▶ _WHAT YOU SHOULD DO_: Repeat each entry in full, exactly.

Data entries
%%
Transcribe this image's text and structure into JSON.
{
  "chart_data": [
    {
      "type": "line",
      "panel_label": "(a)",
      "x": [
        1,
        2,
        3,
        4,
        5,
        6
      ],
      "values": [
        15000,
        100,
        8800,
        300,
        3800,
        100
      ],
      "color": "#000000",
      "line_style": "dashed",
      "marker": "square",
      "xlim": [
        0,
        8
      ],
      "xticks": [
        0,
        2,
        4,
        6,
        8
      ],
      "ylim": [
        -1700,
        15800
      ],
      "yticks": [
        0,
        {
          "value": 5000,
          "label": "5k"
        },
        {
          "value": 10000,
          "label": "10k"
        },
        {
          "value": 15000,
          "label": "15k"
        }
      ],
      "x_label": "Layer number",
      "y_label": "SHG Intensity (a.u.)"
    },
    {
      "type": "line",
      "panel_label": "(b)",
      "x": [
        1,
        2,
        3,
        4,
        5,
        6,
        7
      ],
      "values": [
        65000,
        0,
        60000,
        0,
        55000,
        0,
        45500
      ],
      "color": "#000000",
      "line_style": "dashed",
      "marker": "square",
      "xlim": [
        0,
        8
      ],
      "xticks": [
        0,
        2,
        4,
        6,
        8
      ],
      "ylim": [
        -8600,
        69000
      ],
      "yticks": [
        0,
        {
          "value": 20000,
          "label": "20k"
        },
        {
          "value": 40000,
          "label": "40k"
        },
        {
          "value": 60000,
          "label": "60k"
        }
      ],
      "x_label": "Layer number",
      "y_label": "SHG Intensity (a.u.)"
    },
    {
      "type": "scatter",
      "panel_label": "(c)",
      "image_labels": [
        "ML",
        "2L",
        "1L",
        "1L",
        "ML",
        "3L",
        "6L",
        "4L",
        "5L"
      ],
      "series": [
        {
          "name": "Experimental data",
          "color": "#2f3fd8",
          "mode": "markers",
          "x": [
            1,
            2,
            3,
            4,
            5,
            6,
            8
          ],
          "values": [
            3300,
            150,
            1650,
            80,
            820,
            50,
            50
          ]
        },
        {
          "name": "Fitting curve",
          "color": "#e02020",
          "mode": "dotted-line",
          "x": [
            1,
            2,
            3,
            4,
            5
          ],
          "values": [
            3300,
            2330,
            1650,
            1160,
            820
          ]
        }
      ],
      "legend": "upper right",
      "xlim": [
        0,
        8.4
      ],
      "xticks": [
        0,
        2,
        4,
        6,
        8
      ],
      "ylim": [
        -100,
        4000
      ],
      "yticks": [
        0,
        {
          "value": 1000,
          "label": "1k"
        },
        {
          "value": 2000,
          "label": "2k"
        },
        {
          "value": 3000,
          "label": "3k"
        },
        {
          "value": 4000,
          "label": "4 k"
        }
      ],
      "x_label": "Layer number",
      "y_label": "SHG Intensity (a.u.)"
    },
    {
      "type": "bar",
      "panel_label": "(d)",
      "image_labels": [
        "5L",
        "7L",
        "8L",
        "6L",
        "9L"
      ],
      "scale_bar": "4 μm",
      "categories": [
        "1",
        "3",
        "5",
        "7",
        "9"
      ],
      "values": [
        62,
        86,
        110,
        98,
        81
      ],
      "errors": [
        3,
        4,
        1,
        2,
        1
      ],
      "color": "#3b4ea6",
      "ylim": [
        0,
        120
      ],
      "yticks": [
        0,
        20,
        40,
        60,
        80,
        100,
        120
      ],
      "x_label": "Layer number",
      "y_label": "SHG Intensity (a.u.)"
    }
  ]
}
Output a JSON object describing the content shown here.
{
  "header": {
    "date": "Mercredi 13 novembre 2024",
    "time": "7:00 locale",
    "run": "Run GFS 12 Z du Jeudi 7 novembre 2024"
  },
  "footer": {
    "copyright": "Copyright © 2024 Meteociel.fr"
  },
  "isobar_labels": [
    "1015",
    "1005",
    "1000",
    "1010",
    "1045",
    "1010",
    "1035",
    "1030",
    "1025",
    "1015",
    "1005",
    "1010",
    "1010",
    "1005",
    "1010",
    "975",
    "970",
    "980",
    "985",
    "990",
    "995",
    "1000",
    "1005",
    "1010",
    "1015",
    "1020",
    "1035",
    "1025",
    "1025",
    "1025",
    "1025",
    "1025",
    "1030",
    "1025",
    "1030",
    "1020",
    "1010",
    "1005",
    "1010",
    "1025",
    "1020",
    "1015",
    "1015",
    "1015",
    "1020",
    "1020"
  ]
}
%%
▶ _FULL SOLUTION_:
Transcribe this image's text and structure into JSON.
{
  "chart_data": [
    {
      "type": "line",
      "panel_label": "(a)",
      "x": [
        1,
        2,
        3,
        4,
        5,
        6
      ],
      "values": [
        15000,
        100,
        8800,
        300,
        3800,
        100
      ],
      "color": "#000000",
      "line_style": "dashed",
      "marker": "square",
      "xlim": [
        0,
        8
      ],
      "xticks": [
        0,
        2,
        4,
        6,
        8
      ],
      "ylim": [
        -1700,
        15800
      ],
      "yticks": [
        0,
        {
          "value": 5000,
          "label": "5k"
        },
        {
          "value": 10000,
          "label": "10k"
        },
        {
          "value": 15000,
          "label": "15k"
        }
      ],
      "x_label": "Layer number",
      "y_label": "SHG Intensity (a.u.)"
    },
    {
      "type": "line",
      "panel_label": "(b)",
      "x": [
        1,
        2,
        3,
        4,
        5,
        6,
        7
      ],
      "values": [
        65000,
        0,
        60000,
        0,
        55000,
        0,
        45500
      ],
      "color": "#000000",
      "line_style": "dashed",
      "marker": "square",
      "xlim": [
        0,
        8
      ],
      "xticks": [
        0,
        2,
        4,
        6,
        8
      ],
      "ylim": [
        -8600,
        69000
      ],
      "yticks": [
        0,
        {
          "value": 20000,
          "label": "20k"
        },
        {
          "value": 40000,
          "label": "40k"
        },
        {
          "value": 60000,
          "label": "60k"
        }
      ],
      "x_label": "Layer number",
      "y_label": "SHG Intensity (a.u.)"
    },
    {
      "type": "scatter",
      "panel_label": "(c)",
      "image_labels": [
        "ML",
        "2L",
        "1L",
        "1L",
        "ML",
        "3L",
        "6L",
        "4L",
        "5L"
      ],
      "series": [
        {
          "name": "Experimental data",
          "color": "#2f3fd8",
          "mode": "markers",
          "x": [
            1,
            2,
            3,
            4,
            5,
            6,
            8
          ],
          "values": [
            3300,
            150,
            1650,
            80,
            820,
            50,
            50
          ]
        },
        {
          "name": "Fitting curve",
          "color": "#e02020",
          "mode": "dotted-line",
          "x": [
            1,
            2,
            3,
            4,
            5
          ],
          "values": [
            3300,
            2330,
            1650,
            1160,
            820
          ]
        }
      ],
      "legend": "upper right",
      "xlim": [
        0,
        8.4
      ],
      "xticks": [
        0,
        2,
        4,
        6,
        8
      ],
      "ylim": [
        -100,
        4000
      ],
      "yticks": [
        0,
        {
          "value": 1000,
          "label": "1k"
        },
        {
          "value": 2000,
          "label": "2k"
        },
        {
          "value": 3000,
          "label": "3k"
        },
        {
          "value": 4000,
          "label": "4 k"
        }
      ],
      "x_label": "Layer number",
      "y_label": "SHG Intensity (a.u.)"
    },
    {
      "type": "bar",
      "panel_label": "(d)",
      "image_labels": [
        "5L",
        "7L",
        "8L",
        "6L",
        "9L"
      ],
      "scale_bar": "4 μm",
      "categories": [
        "1",
        "3",
        "5",
        "7",
        "9"
      ],
      "values": [
        62,
        86,
        110,
        98,
        81
      ],
      "errors": [
        3,
        4,
        1,
        2,
        1
      ],
      "color": "#3b4ea6",
      "ylim": [
        0,
        120
      ],
      "yticks": [
        0,
        20,
        40,
        60,
        80,
        100,
        120
      ],
      "x_label": "Layer number",
      "y_label": "SHG Intensity (a.u.)"
    }
  ]
}
Output a JSON object describing the content shown here.
{
  "header": {
    "date": "Mercredi 13 novembre 2024",
    "time": "7:00 locale",
    "run": "Run GFS 12 Z du Jeudi 7 novembre 2024"
  },
  "footer": {
    "copyright": "Copyright © 2024 Meteociel.fr"
  },
  "isobar_labels": [
    "1015",
    "1005",
    "1000",
    "1010",
    "1045",
    "1010",
    "1035",
    "1030",
    "1025",
    "1015",
    "1005",
    "1010",
    "1010",
    "1005",
    "1010",
    "975",
    "970",
    "980",
    "985",
    "990",
    "995",
    "1000",
    "1005",
    "1010",
    "1015",
    "1020",
    "1035",
    "1025",
    "1025",
    "1025",
    "1025",
    "1025",
    "1030",
    "1025",
    "1030",
    "1020",
    "1010",
    "1005",
    "1010",
    "1025",
    "1020",
    "1015",
    "1015",
    "1015",
    "1020",
    "1020"
  ]
}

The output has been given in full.